WRITTEN REQUEST> Copy the items from the line containing "Bar (605, 897, 853, 1079)" through the line containing "List all visible", changing "Circle shape" to "Ellipse shape" and leaving everything else the same. Reproduce only those lines.

RECORDS SHOWN>
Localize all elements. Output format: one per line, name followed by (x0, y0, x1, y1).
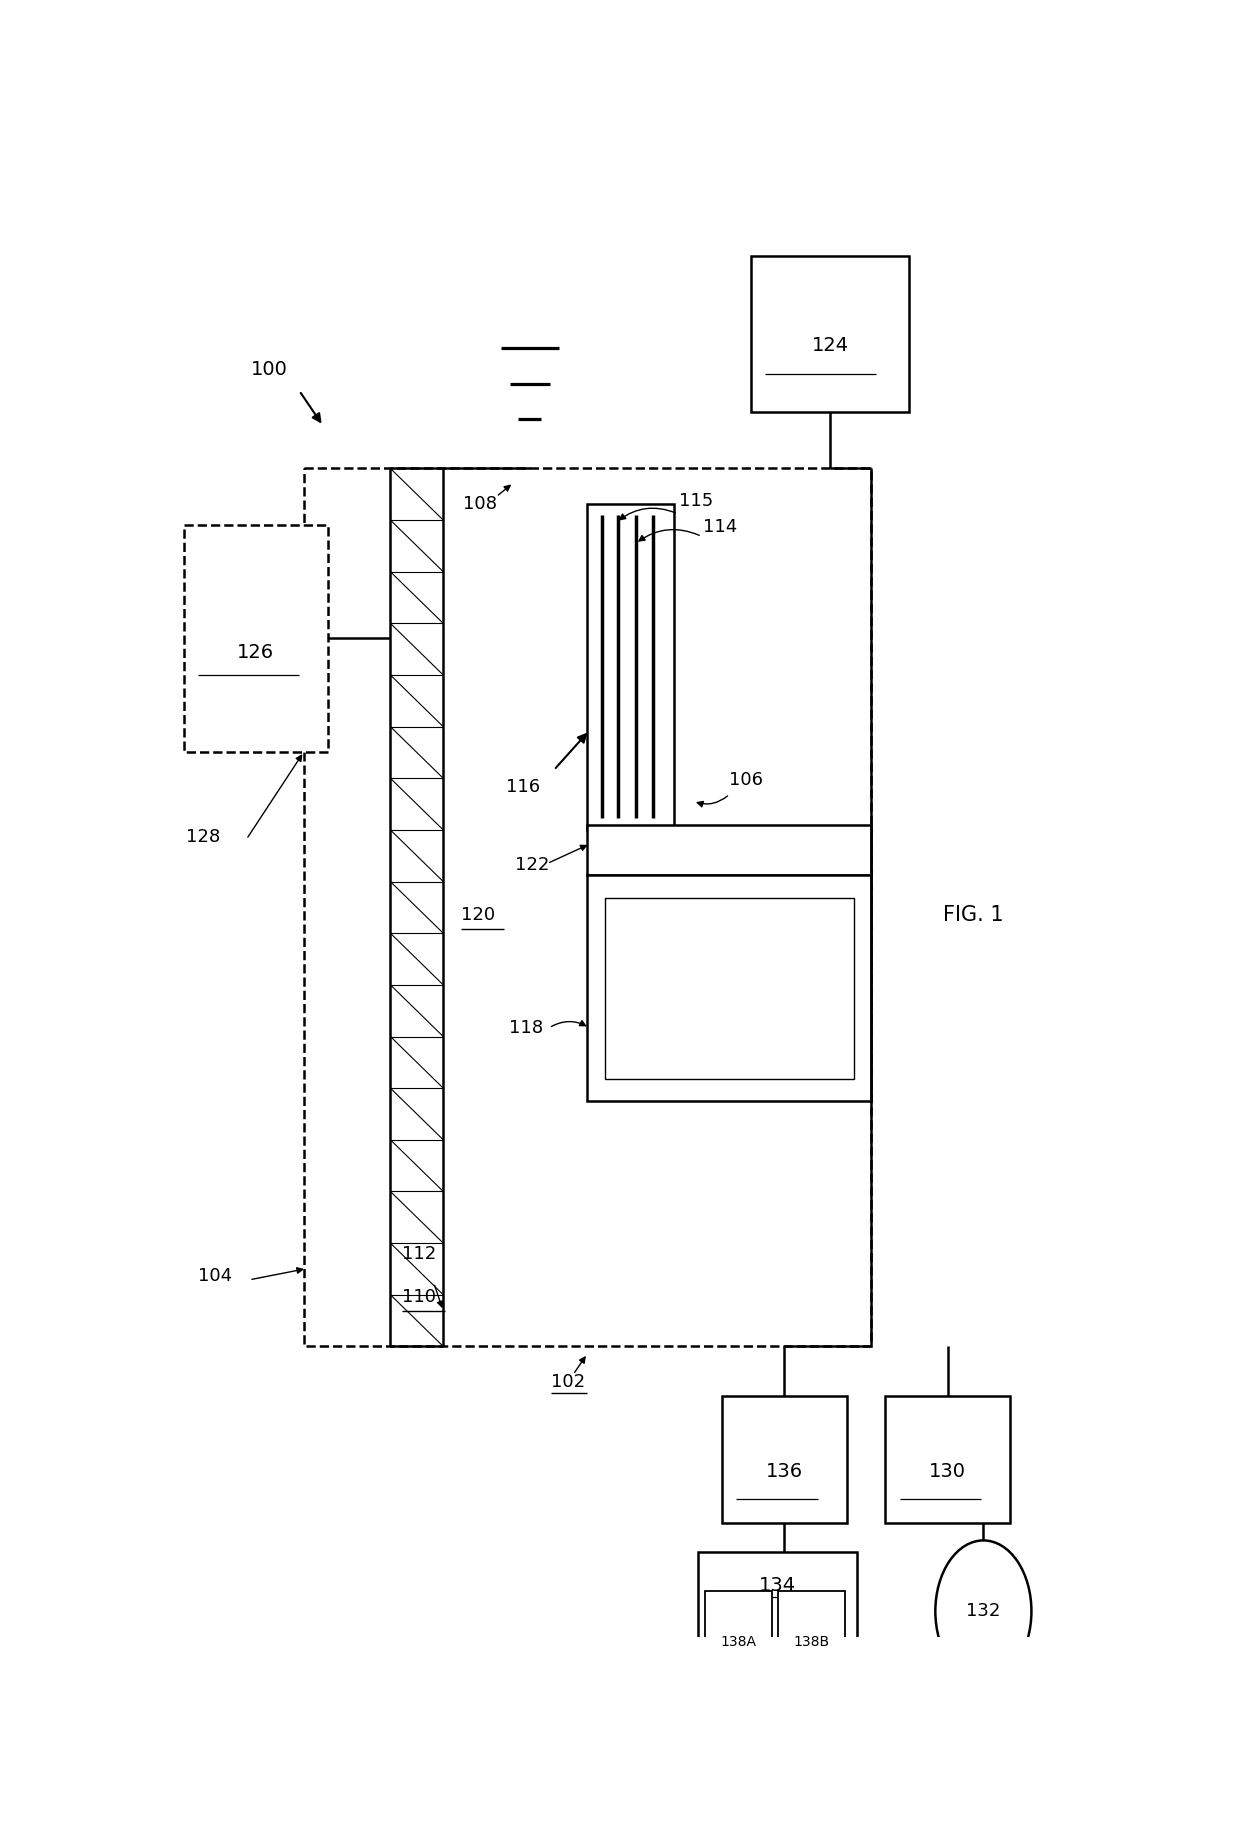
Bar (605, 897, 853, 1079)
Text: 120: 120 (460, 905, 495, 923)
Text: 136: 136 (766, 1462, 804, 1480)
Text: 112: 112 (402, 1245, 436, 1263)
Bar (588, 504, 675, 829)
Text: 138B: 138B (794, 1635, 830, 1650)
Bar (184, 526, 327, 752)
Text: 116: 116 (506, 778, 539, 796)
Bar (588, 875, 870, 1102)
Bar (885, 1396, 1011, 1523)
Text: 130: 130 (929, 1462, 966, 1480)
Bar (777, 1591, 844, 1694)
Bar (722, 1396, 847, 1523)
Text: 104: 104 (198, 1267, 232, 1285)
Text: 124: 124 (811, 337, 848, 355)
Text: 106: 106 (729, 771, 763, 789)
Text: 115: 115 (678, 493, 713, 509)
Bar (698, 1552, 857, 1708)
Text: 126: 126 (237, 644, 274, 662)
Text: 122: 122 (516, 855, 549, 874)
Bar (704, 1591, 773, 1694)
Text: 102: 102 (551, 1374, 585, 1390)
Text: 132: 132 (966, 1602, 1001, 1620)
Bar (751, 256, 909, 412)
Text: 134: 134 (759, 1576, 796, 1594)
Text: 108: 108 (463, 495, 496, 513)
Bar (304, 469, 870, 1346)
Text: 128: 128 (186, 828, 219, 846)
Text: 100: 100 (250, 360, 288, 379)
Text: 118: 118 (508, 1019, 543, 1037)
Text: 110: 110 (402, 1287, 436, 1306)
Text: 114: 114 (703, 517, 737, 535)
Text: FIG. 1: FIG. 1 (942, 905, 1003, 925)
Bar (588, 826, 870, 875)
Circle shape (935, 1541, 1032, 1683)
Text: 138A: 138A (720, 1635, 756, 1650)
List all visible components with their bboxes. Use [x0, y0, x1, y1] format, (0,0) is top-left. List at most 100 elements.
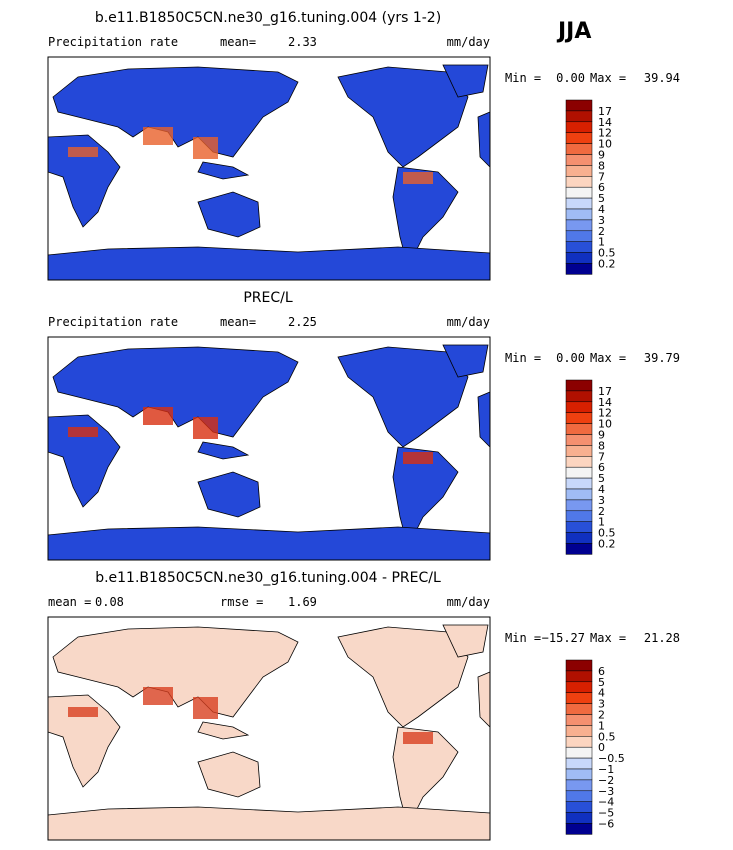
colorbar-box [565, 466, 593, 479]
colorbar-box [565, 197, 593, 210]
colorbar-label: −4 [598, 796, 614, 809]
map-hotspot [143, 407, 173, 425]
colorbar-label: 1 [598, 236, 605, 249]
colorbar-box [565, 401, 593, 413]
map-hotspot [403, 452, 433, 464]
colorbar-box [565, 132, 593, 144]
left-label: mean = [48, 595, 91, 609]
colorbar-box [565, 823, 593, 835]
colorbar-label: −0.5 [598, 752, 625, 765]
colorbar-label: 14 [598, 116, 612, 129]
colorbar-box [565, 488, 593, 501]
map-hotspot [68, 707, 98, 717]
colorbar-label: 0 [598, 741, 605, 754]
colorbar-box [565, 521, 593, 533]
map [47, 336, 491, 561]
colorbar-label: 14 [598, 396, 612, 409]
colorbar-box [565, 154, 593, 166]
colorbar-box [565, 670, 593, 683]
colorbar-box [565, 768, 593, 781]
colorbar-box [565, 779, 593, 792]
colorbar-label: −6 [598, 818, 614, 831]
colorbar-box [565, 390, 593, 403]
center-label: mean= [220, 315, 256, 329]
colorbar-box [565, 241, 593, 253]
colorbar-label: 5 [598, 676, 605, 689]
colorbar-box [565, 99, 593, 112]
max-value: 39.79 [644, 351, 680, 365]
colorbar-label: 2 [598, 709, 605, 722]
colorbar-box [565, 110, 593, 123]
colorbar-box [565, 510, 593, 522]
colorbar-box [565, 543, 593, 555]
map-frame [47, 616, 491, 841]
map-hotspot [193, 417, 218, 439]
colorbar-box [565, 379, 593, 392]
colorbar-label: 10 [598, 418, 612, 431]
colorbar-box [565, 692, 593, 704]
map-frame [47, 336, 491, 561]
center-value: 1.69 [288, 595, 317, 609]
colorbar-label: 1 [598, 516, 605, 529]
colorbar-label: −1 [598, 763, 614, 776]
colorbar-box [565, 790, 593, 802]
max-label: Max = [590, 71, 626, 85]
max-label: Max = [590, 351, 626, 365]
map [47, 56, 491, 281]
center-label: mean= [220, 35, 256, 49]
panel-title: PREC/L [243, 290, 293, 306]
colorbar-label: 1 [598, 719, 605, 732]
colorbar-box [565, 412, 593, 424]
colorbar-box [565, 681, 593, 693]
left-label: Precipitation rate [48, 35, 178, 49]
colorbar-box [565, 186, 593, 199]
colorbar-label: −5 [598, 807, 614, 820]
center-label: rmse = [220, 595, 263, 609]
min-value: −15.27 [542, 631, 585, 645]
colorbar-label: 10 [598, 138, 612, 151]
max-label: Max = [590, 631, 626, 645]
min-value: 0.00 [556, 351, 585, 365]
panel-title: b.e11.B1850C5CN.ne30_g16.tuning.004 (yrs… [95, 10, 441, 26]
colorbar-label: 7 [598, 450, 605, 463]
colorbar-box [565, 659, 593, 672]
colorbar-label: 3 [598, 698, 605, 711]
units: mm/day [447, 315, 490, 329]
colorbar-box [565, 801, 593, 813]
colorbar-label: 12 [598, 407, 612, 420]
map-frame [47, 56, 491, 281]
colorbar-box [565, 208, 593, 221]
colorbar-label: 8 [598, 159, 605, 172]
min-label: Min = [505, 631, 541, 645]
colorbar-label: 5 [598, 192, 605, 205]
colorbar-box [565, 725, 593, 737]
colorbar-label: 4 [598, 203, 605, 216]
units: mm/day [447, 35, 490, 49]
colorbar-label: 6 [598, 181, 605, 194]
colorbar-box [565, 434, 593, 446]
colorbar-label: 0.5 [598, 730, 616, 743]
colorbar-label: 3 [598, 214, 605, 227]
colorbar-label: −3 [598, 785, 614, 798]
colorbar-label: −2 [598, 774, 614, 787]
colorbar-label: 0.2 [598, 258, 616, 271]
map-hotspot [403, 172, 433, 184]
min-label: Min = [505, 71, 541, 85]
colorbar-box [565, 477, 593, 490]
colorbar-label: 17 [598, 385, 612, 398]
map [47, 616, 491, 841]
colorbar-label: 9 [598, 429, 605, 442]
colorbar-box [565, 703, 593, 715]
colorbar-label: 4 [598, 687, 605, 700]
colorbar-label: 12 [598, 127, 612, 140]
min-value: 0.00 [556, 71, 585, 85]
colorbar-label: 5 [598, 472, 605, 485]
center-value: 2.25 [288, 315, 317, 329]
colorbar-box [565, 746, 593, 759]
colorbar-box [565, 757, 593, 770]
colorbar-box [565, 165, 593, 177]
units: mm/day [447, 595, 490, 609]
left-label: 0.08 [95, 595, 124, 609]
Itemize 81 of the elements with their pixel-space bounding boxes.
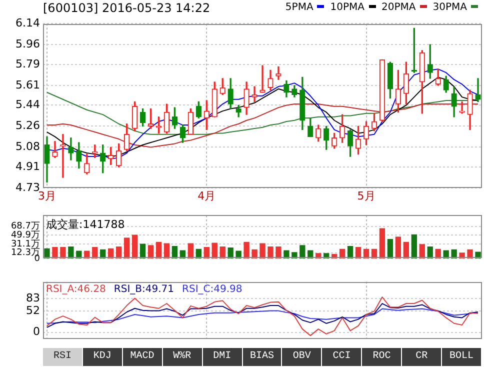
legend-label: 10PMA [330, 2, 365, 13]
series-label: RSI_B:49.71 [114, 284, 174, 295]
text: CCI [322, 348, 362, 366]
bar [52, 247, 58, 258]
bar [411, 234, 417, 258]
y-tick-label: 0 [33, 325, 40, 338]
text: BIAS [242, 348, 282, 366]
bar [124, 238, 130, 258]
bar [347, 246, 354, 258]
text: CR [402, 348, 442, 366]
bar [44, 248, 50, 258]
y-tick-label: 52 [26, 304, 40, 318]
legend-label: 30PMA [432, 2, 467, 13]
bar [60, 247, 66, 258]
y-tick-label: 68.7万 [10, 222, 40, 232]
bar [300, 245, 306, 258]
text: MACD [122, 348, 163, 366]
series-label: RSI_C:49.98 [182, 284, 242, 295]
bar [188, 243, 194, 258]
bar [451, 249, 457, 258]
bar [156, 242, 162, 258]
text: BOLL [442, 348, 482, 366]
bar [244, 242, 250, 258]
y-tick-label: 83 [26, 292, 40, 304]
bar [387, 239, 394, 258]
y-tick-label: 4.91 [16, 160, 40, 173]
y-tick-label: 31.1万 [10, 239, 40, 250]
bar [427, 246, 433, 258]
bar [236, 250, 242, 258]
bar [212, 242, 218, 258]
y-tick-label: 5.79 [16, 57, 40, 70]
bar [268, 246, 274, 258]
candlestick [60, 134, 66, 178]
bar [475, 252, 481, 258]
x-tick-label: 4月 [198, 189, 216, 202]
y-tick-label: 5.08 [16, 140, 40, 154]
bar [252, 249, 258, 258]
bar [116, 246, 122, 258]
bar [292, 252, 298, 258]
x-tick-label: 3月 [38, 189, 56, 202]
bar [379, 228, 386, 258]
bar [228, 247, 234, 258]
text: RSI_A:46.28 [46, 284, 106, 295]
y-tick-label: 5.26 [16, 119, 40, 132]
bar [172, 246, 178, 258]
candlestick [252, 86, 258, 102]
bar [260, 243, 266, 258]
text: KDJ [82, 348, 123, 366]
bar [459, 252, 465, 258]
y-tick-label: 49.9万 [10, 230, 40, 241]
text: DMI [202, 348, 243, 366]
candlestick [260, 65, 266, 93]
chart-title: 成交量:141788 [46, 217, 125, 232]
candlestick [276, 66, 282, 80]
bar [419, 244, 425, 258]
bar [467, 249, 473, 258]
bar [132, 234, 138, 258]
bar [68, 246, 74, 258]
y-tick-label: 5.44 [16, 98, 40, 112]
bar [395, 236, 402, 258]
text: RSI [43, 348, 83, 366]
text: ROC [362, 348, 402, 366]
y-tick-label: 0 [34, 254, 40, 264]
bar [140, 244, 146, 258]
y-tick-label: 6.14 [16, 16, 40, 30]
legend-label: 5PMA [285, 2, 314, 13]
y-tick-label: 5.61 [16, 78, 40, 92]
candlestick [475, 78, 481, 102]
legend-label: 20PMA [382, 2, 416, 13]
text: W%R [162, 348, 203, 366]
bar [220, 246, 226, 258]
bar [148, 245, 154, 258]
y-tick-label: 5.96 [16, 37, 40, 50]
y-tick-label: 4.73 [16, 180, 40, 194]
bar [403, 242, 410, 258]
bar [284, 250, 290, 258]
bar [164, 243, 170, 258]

ANSWER IN FULL>
Bar (605, 897, 853, 1079)
Text: 120: 120 (460, 905, 495, 923)
Text: 136: 136 (766, 1462, 804, 1480)
Text: 112: 112 (402, 1245, 436, 1263)
Bar (588, 504, 675, 829)
Text: 138B: 138B (794, 1635, 830, 1650)
Bar (184, 526, 327, 752)
Text: 116: 116 (506, 778, 539, 796)
Bar (588, 875, 870, 1102)
Bar (885, 1396, 1011, 1523)
Text: 130: 130 (929, 1462, 966, 1480)
Bar (777, 1591, 844, 1694)
Bar (722, 1396, 847, 1523)
Text: 104: 104 (198, 1267, 232, 1285)
Text: 124: 124 (811, 337, 848, 355)
Text: 106: 106 (729, 771, 763, 789)
Text: 115: 115 (678, 493, 713, 509)
Bar (698, 1552, 857, 1708)
Text: 126: 126 (237, 644, 274, 662)
Text: 122: 122 (516, 855, 549, 874)
Bar (704, 1591, 773, 1694)
Text: 102: 102 (551, 1374, 585, 1390)
Text: 132: 132 (966, 1602, 1001, 1620)
Bar (751, 256, 909, 412)
Text: 134: 134 (759, 1576, 796, 1594)
Text: 108: 108 (463, 495, 496, 513)
Bar (304, 469, 870, 1346)
Text: 128: 128 (186, 828, 219, 846)
Text: 100: 100 (250, 360, 288, 379)
Text: 118: 118 (508, 1019, 543, 1037)
Text: 110: 110 (402, 1287, 436, 1306)
Text: 114: 114 (703, 517, 737, 535)
Text: FIG. 1: FIG. 1 (942, 905, 1003, 925)
Bar (588, 826, 870, 875)
Ellipse shape (935, 1541, 1032, 1683)
Text: 138A: 138A (720, 1635, 756, 1650)
List all visible components with their bboxes. Use [x0, y0, x1, y1] format, (0,0) is top-left. List at most 100 elements.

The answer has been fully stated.